------ Material provided ------

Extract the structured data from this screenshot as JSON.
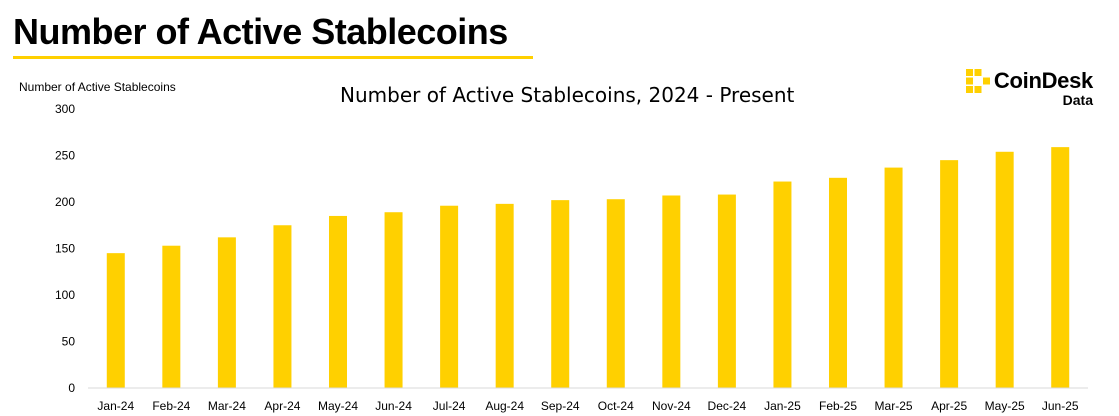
{
  "heading": "Number of Active Stablecoins",
  "brand": {
    "name": "CoinDesk",
    "sub": "Data"
  },
  "colors": {
    "accent": "#FFD000",
    "axis": "#D9D9D9",
    "text": "#000000"
  },
  "chart_data": {
    "type": "bar",
    "title": "Number of Active Stablecoins, 2024 - Present",
    "xlabel": "",
    "ylabel": "Number of Active Stablecoins",
    "ylim": [
      0,
      300
    ],
    "yticks": [
      0,
      50,
      100,
      150,
      200,
      250,
      300
    ],
    "grid": false,
    "categories": [
      "Jan-24",
      "Feb-24",
      "Mar-24",
      "Apr-24",
      "May-24",
      "Jun-24",
      "Jul-24",
      "Aug-24",
      "Sep-24",
      "Oct-24",
      "Nov-24",
      "Dec-24",
      "Jan-25",
      "Feb-25",
      "Mar-25",
      "Apr-25",
      "May-25",
      "Jun-25"
    ],
    "values": [
      145,
      153,
      162,
      175,
      185,
      189,
      196,
      198,
      202,
      203,
      207,
      208,
      222,
      226,
      237,
      245,
      254,
      259
    ]
  }
}
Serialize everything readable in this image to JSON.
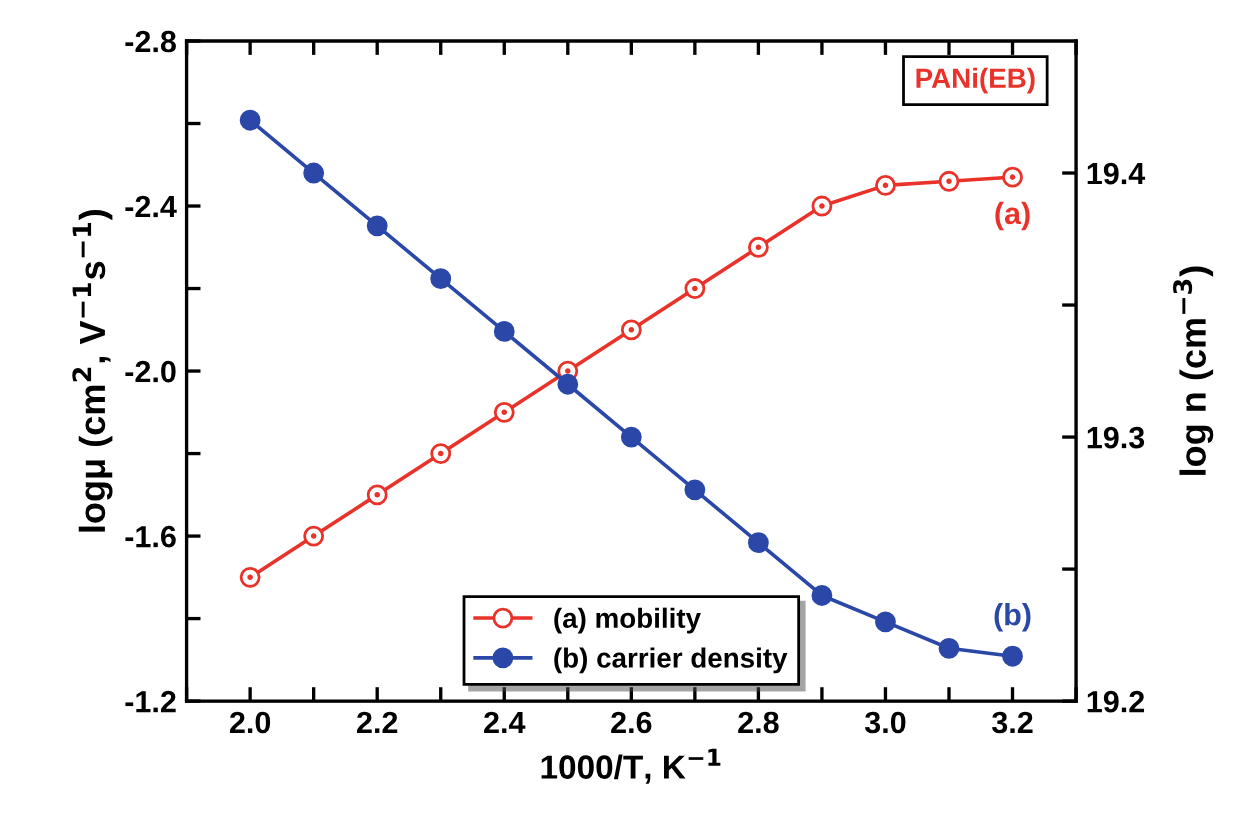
{
  "chart_data": {
    "type": "line",
    "xlabel": "1000/T, K$^{−1}$",
    "ylabel": "logμ (cm$^{2}$, V$^{−1}$s$^{−1}$)",
    "y2label": "log n (cm$^{−3}$)",
    "x": [
      2.0,
      2.1,
      2.2,
      2.3,
      2.4,
      2.5,
      2.6,
      2.7,
      2.8,
      2.9,
      3.0,
      3.1,
      3.2
    ],
    "series": [
      {
        "name": "(a) mobility",
        "color": "#e8322a",
        "axis": "y",
        "values": [
          -1.5,
          -1.6,
          -1.7,
          -1.8,
          -1.9,
          -2.0,
          -2.1,
          -2.2,
          -2.3,
          -2.4,
          -2.45,
          -2.46,
          -2.47
        ]
      },
      {
        "name": "(b) carrier density",
        "color": "#2b48a8",
        "axis": "y2",
        "values": [
          19.42,
          19.4,
          19.38,
          19.36,
          19.34,
          19.32,
          19.3,
          19.28,
          19.26,
          19.24,
          19.23,
          19.22,
          19.217
        ]
      }
    ],
    "annotations": [
      "PANi(EB)",
      "(a)",
      "(b)"
    ],
    "xlim": [
      1.9,
      3.3
    ],
    "xticks": [
      {
        "value": 1.9,
        "label": null
      },
      {
        "value": 2.0,
        "label": "2.0"
      },
      {
        "value": 2.1,
        "label": null
      },
      2.2,
      {
        "value": 2.3,
        "label": null
      },
      2.4,
      {
        "value": 2.5,
        "label": null
      },
      2.6,
      {
        "value": 2.7,
        "label": null
      },
      2.8,
      {
        "value": 2.9,
        "label": null
      },
      {
        "value": 3.0,
        "label": "3.0"
      },
      {
        "value": 3.1,
        "label": null
      },
      3.2,
      {
        "value": 3.3,
        "label": null
      }
    ],
    "ylim": [
      -1.2,
      -2.8
    ],
    "yticks": [
      -2.8,
      {
        "value": -2.6,
        "label": null
      },
      -2.4,
      {
        "value": -2.2,
        "label": null
      },
      {
        "value": -2.0,
        "label": "-2.0"
      },
      {
        "value": -1.8,
        "label": null
      },
      -1.6,
      {
        "value": -1.4,
        "label": null
      },
      -1.2
    ],
    "y2lim": [
      19.2,
      19.45
    ],
    "y2ticks": [
      19.2,
      {
        "value": 19.25,
        "label": null
      },
      19.3,
      {
        "value": 19.35,
        "label": null
      },
      19.4
    ],
    "legend": "bottom",
    "grid": false,
    "marker": "circle",
    "line_style": "solid"
  }
}
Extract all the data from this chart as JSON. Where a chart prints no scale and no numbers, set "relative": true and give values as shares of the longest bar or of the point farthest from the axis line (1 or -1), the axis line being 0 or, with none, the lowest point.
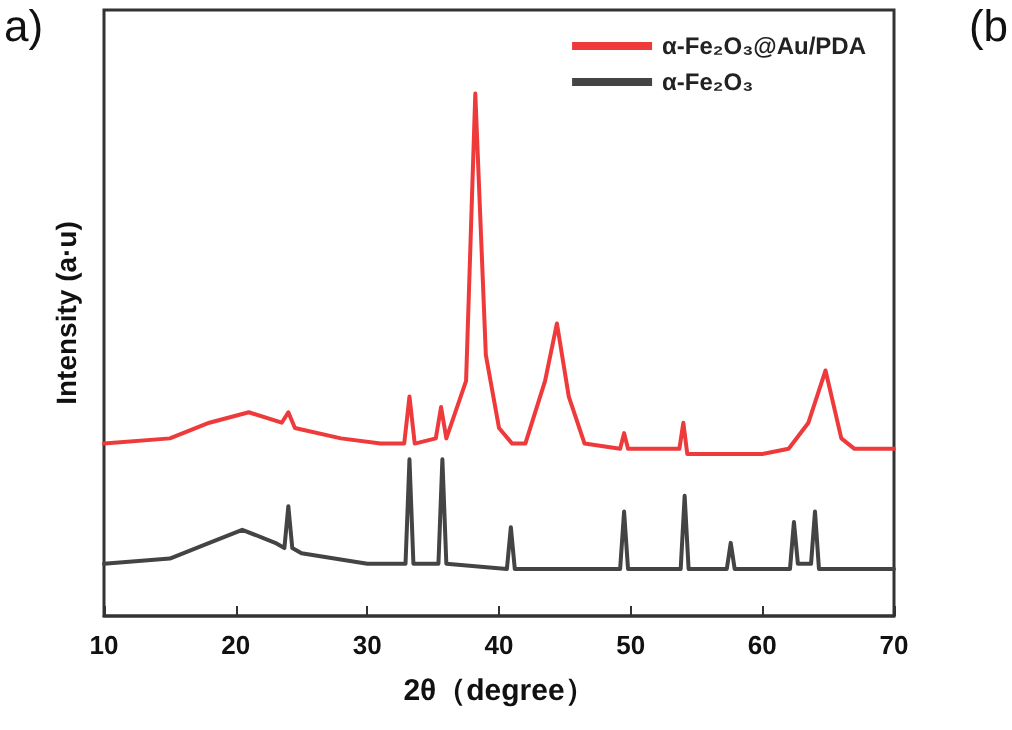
{
  "chart_data": {
    "type": "line",
    "relative": true,
    "xlabel": "2θ（degree）",
    "ylabel": "Intensity (a·u)",
    "xlim": [
      10,
      70
    ],
    "xticks": [
      10,
      20,
      30,
      40,
      50,
      60,
      70
    ],
    "tick_labels": "x",
    "grid": false,
    "legend": "top right",
    "marker": "none",
    "line_style": "solid",
    "annotations": [
      "a)",
      "(b"
    ],
    "series": [
      {
        "name": "α-Fe₂O₃@Au/PDA",
        "color": "#ee3a3a",
        "x": [
          10,
          15,
          18,
          21,
          23.5,
          24,
          24.5,
          28,
          31,
          32.8,
          33.2,
          33.6,
          35.2,
          35.6,
          36,
          37.5,
          38.2,
          39,
          40,
          41,
          42,
          43.5,
          44.4,
          45.3,
          46.5,
          49.2,
          49.5,
          49.8,
          53.7,
          54,
          54.3,
          55,
          60,
          62,
          63.5,
          64.8,
          66,
          67,
          70
        ],
        "values": [
          0.33,
          0.34,
          0.37,
          0.39,
          0.37,
          0.39,
          0.36,
          0.34,
          0.33,
          0.33,
          0.42,
          0.33,
          0.34,
          0.4,
          0.34,
          0.45,
          1.0,
          0.5,
          0.36,
          0.33,
          0.33,
          0.45,
          0.56,
          0.42,
          0.33,
          0.32,
          0.35,
          0.32,
          0.32,
          0.37,
          0.31,
          0.31,
          0.31,
          0.32,
          0.37,
          0.47,
          0.34,
          0.32,
          0.32
        ]
      },
      {
        "name": "α-Fe₂O₃",
        "color": "#444444",
        "x": [
          10,
          15,
          18,
          20.5,
          23,
          23.7,
          24,
          24.3,
          25,
          30,
          32.9,
          33.2,
          33.5,
          35.4,
          35.7,
          36.0,
          40.6,
          40.9,
          41.2,
          49.2,
          49.5,
          49.8,
          53.8,
          54.1,
          54.4,
          57.3,
          57.6,
          57.9,
          62.1,
          62.4,
          62.7,
          63.7,
          64.0,
          64.3,
          70
        ],
        "values": [
          0.1,
          0.11,
          0.14,
          0.165,
          0.14,
          0.13,
          0.21,
          0.13,
          0.12,
          0.1,
          0.1,
          0.3,
          0.1,
          0.1,
          0.3,
          0.1,
          0.09,
          0.17,
          0.09,
          0.09,
          0.2,
          0.09,
          0.09,
          0.23,
          0.09,
          0.09,
          0.14,
          0.09,
          0.09,
          0.18,
          0.1,
          0.1,
          0.2,
          0.09,
          0.09
        ]
      }
    ]
  }
}
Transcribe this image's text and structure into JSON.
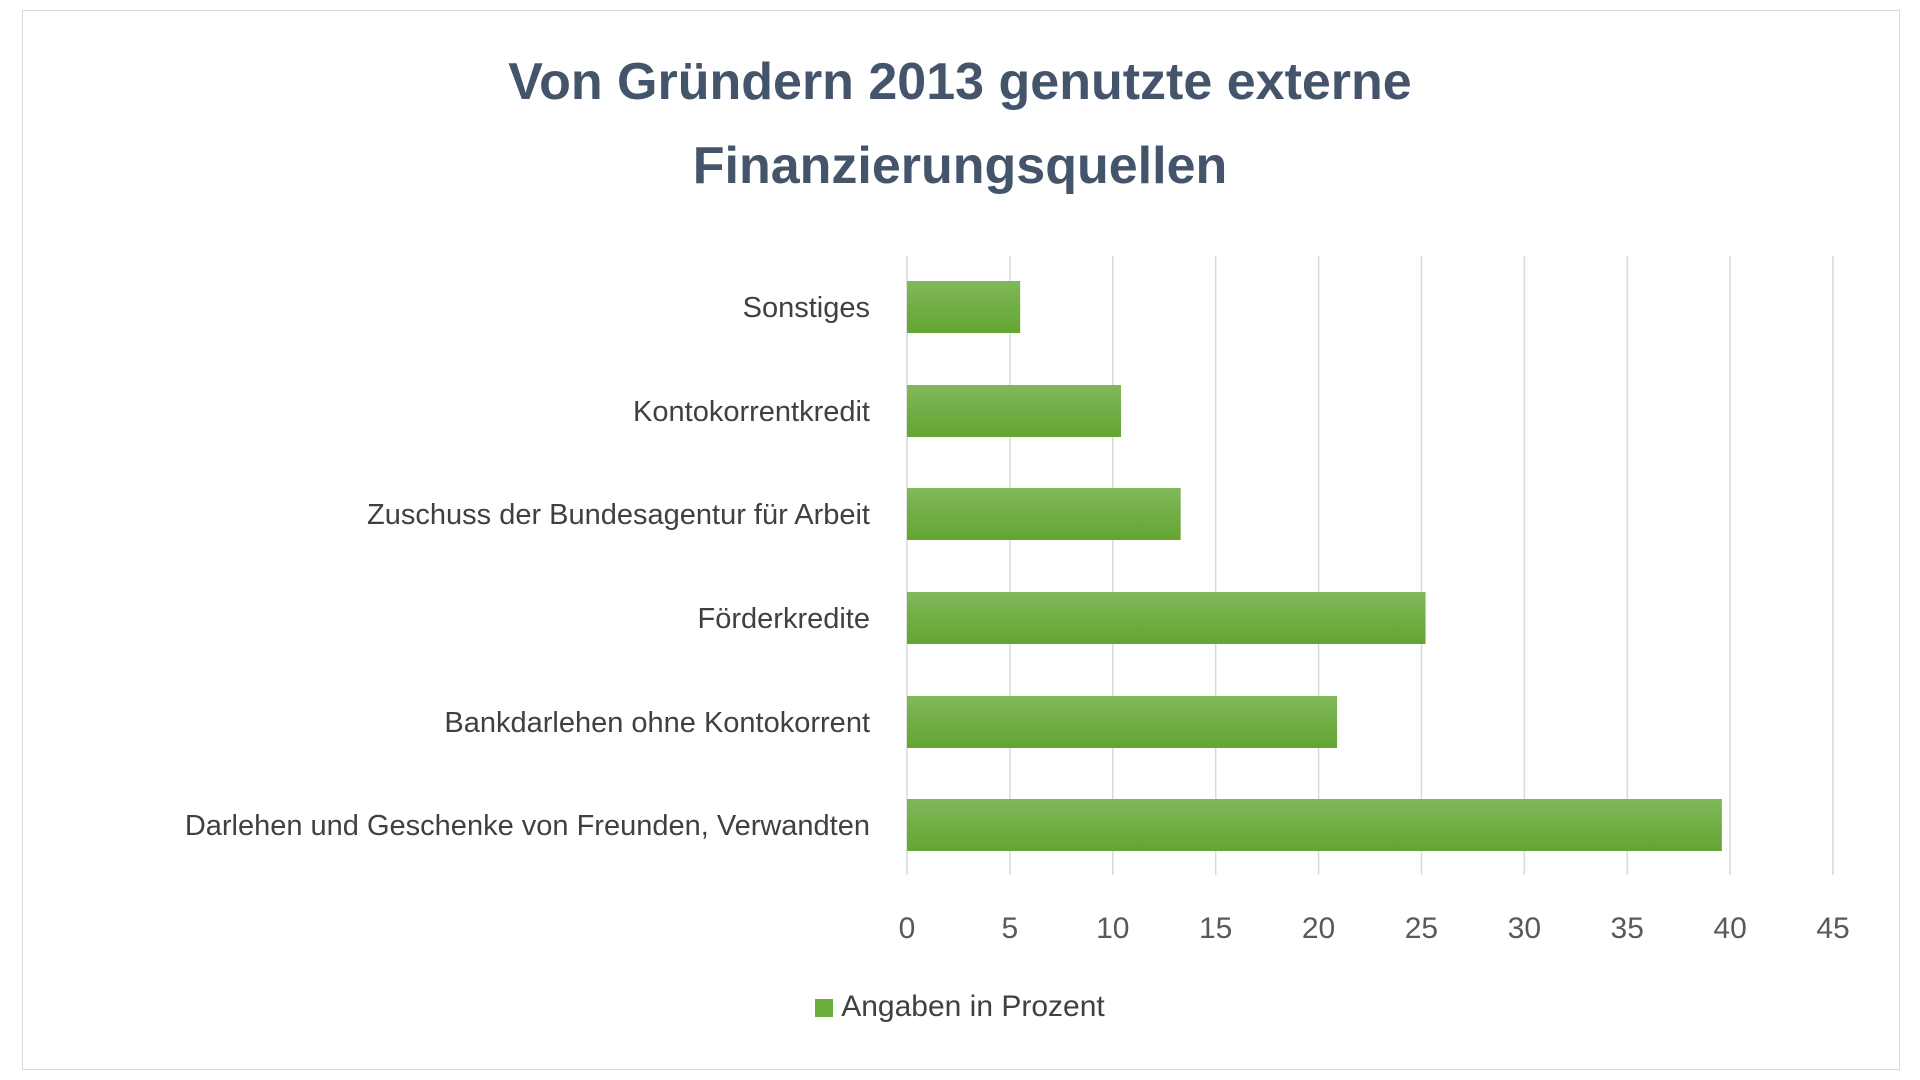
{
  "chart_data": {
    "type": "bar",
    "orientation": "horizontal",
    "title": "Von Gründern 2013 genutzte externe Finanzierungsquellen",
    "title_lines": [
      "Von Gründern 2013 genutzte externe",
      "Finanzierungsquellen"
    ],
    "categories": [
      "Sonstiges",
      "Kontokorrentkredit",
      "Zuschuss der Bundesagentur für Arbeit",
      "Förderkredite",
      "Bankdarlehen ohne Kontokorrent",
      "Darlehen und Geschenke von Freunden, Verwandten"
    ],
    "series": [
      {
        "name": "Angaben in Prozent",
        "values": [
          5.5,
          10.4,
          13.3,
          25.2,
          20.9,
          39.6
        ],
        "color": "#6aad3d"
      }
    ],
    "xlim": [
      0,
      45
    ],
    "xticks": [
      "0",
      "5",
      "10",
      "15",
      "20",
      "25",
      "30",
      "35",
      "40",
      "45"
    ],
    "grid": true,
    "legend": "bottom"
  }
}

------

# [Problem to work on]
Every line of text is to be repeated exactly; pictures are left out.

# [Task answer]
Extract the structured data from this screenshot as JSON.
{
  "heading": "Number of Active Stablecoins",
  "brand": {
    "name": "CoinDesk",
    "sub": "Data"
  },
  "colors": {
    "accent": "#FFD000",
    "axis": "#D9D9D9",
    "text": "#000000"
  },
  "chart_data": {
    "type": "bar",
    "title": "Number of Active Stablecoins, 2024 - Present",
    "xlabel": "",
    "ylabel": "Number of Active Stablecoins",
    "ylim": [
      0,
      300
    ],
    "yticks": [
      0,
      50,
      100,
      150,
      200,
      250,
      300
    ],
    "grid": false,
    "categories": [
      "Jan-24",
      "Feb-24",
      "Mar-24",
      "Apr-24",
      "May-24",
      "Jun-24",
      "Jul-24",
      "Aug-24",
      "Sep-24",
      "Oct-24",
      "Nov-24",
      "Dec-24",
      "Jan-25",
      "Feb-25",
      "Mar-25",
      "Apr-25",
      "May-25",
      "Jun-25"
    ],
    "values": [
      145,
      153,
      162,
      175,
      185,
      189,
      196,
      198,
      202,
      203,
      207,
      208,
      222,
      226,
      237,
      245,
      254,
      259
    ]
  }
}
Serialize everything readable in this image to JSON.
{
  "chart_data": {
    "type": "line",
    "xlabel": "1000/T, K$^{−1}$",
    "ylabel": "logμ (cm$^{2}$, V$^{−1}$s$^{−1}$)",
    "y2label": "log n (cm$^{−3}$)",
    "x": [
      2.0,
      2.1,
      2.2,
      2.3,
      2.4,
      2.5,
      2.6,
      2.7,
      2.8,
      2.9,
      3.0,
      3.1,
      3.2
    ],
    "series": [
      {
        "name": "(a) mobility",
        "color": "#e8322a",
        "axis": "y",
        "values": [
          -1.5,
          -1.6,
          -1.7,
          -1.8,
          -1.9,
          -2.0,
          -2.1,
          -2.2,
          -2.3,
          -2.4,
          -2.45,
          -2.46,
          -2.47
        ]
      },
      {
        "name": "(b) carrier density",
        "color": "#2b48a8",
        "axis": "y2",
        "values": [
          19.42,
          19.4,
          19.38,
          19.36,
          19.34,
          19.32,
          19.3,
          19.28,
          19.26,
          19.24,
          19.23,
          19.22,
          19.217
        ]
      }
    ],
    "annotations": [
      "PANi(EB)",
      "(a)",
      "(b)"
    ],
    "xlim": [
      1.9,
      3.3
    ],
    "xticks": [
      {
        "value": 1.9,
        "label": null
      },
      {
        "value": 2.0,
        "label": "2.0"
      },
      {
        "value": 2.1,
        "label": null
      },
      2.2,
      {
        "value": 2.3,
        "label": null
      },
      2.4,
      {
        "value": 2.5,
        "label": null
      },
      2.6,
      {
        "value": 2.7,
        "label": null
      },
      2.8,
      {
        "value": 2.9,
        "label": null
      },
      {
        "value": 3.0,
        "label": "3.0"
      },
      {
        "value": 3.1,
        "label": null
      },
      3.2,
      {
        "value": 3.3,
        "label": null
      }
    ],
    "ylim": [
      -1.2,
      -2.8
    ],
    "yticks": [
      -2.8,
      {
        "value": -2.6,
        "label": null
      },
      -2.4,
      {
        "value": -2.2,
        "label": null
      },
      {
        "value": -2.0,
        "label": "-2.0"
      },
      {
        "value": -1.8,
        "label": null
      },
      -1.6,
      {
        "value": -1.4,
        "label": null
      },
      -1.2
    ],
    "y2lim": [
      19.2,
      19.45
    ],
    "y2ticks": [
      19.2,
      {
        "value": 19.25,
        "label": null
      },
      19.3,
      {
        "value": 19.35,
        "label": null
      },
      19.4
    ],
    "legend": "bottom",
    "grid": false,
    "marker": "circle",
    "line_style": "solid"
  }
}
Extract all the data from this chart as JSON. Where a chart prints no scale and no numbers, set "relative": true and give values as shares of the longest bar or of the point farthest from the axis line (1 or -1), the axis line being 0 or, with none, the lowest point.
{
  "chart_data": {
    "type": "line",
    "relative": true,
    "xlabel": "2θ（degree）",
    "ylabel": "Intensity (a·u)",
    "xlim": [
      10,
      70
    ],
    "xticks": [
      10,
      20,
      30,
      40,
      50,
      60,
      70
    ],
    "tick_labels": "x",
    "grid": false,
    "legend": "top right",
    "marker": "none",
    "line_style": "solid",
    "annotations": [
      "a)",
      "(b"
    ],
    "series": [
      {
        "name": "α-Fe₂O₃@Au/PDA",
        "color": "#ee3a3a",
        "x": [
          10,
          15,
          18,
          21,
          23.5,
          24,
          24.5,
          28,
          31,
          32.8,
          33.2,
          33.6,
          35.2,
          35.6,
          36,
          37.5,
          38.2,
          39,
          40,
          41,
          42,
          43.5,
          44.4,
          45.3,
          46.5,
          49.2,
          49.5,
          49.8,
          53.7,
          54,
          54.3,
          55,
          60,
          62,
          63.5,
          64.8,
          66,
          67,
          70
        ],
        "values": [
          0.33,
          0.34,
          0.37,
          0.39,
          0.37,
          0.39,
          0.36,
          0.34,
          0.33,
          0.33,
          0.42,
          0.33,
          0.34,
          0.4,
          0.34,
          0.45,
          1.0,
          0.5,
          0.36,
          0.33,
          0.33,
          0.45,
          0.56,
          0.42,
          0.33,
          0.32,
          0.35,
          0.32,
          0.32,
          0.37,
          0.31,
          0.31,
          0.31,
          0.32,
          0.37,
          0.47,
          0.34,
          0.32,
          0.32
        ]
      },
      {
        "name": "α-Fe₂O₃",
        "color": "#444444",
        "x": [
          10,
          15,
          18,
          20.5,
          23,
          23.7,
          24,
          24.3,
          25,
          30,
          32.9,
          33.2,
          33.5,
          35.4,
          35.7,
          36.0,
          40.6,
          40.9,
          41.2,
          49.2,
          49.5,
          49.8,
          53.8,
          54.1,
          54.4,
          57.3,
          57.6,
          57.9,
          62.1,
          62.4,
          62.7,
          63.7,
          64.0,
          64.3,
          70
        ],
        "values": [
          0.1,
          0.11,
          0.14,
          0.165,
          0.14,
          0.13,
          0.21,
          0.13,
          0.12,
          0.1,
          0.1,
          0.3,
          0.1,
          0.1,
          0.3,
          0.1,
          0.09,
          0.17,
          0.09,
          0.09,
          0.2,
          0.09,
          0.09,
          0.23,
          0.09,
          0.09,
          0.14,
          0.09,
          0.09,
          0.18,
          0.1,
          0.1,
          0.2,
          0.09,
          0.09
        ]
      }
    ]
  }
}
Transcribe this image's text and structure into JSON.
{
  "chart_data": {
    "type": "bar",
    "orientation": "horizontal",
    "title": "Von Gründern 2013 genutzte externe Finanzierungsquellen",
    "title_lines": [
      "Von Gründern 2013 genutzte externe",
      "Finanzierungsquellen"
    ],
    "categories": [
      "Sonstiges",
      "Kontokorrentkredit",
      "Zuschuss der Bundesagentur für Arbeit",
      "Förderkredite",
      "Bankdarlehen ohne Kontokorrent",
      "Darlehen und Geschenke von Freunden, Verwandten"
    ],
    "series": [
      {
        "name": "Angaben in Prozent",
        "values": [
          5.5,
          10.4,
          13.3,
          25.2,
          20.9,
          39.6
        ],
        "color": "#6aad3d"
      }
    ],
    "xlim": [
      0,
      45
    ],
    "xticks": [
      "0",
      "5",
      "10",
      "15",
      "20",
      "25",
      "30",
      "35",
      "40",
      "45"
    ],
    "grid": true,
    "legend": "bottom"
  }
}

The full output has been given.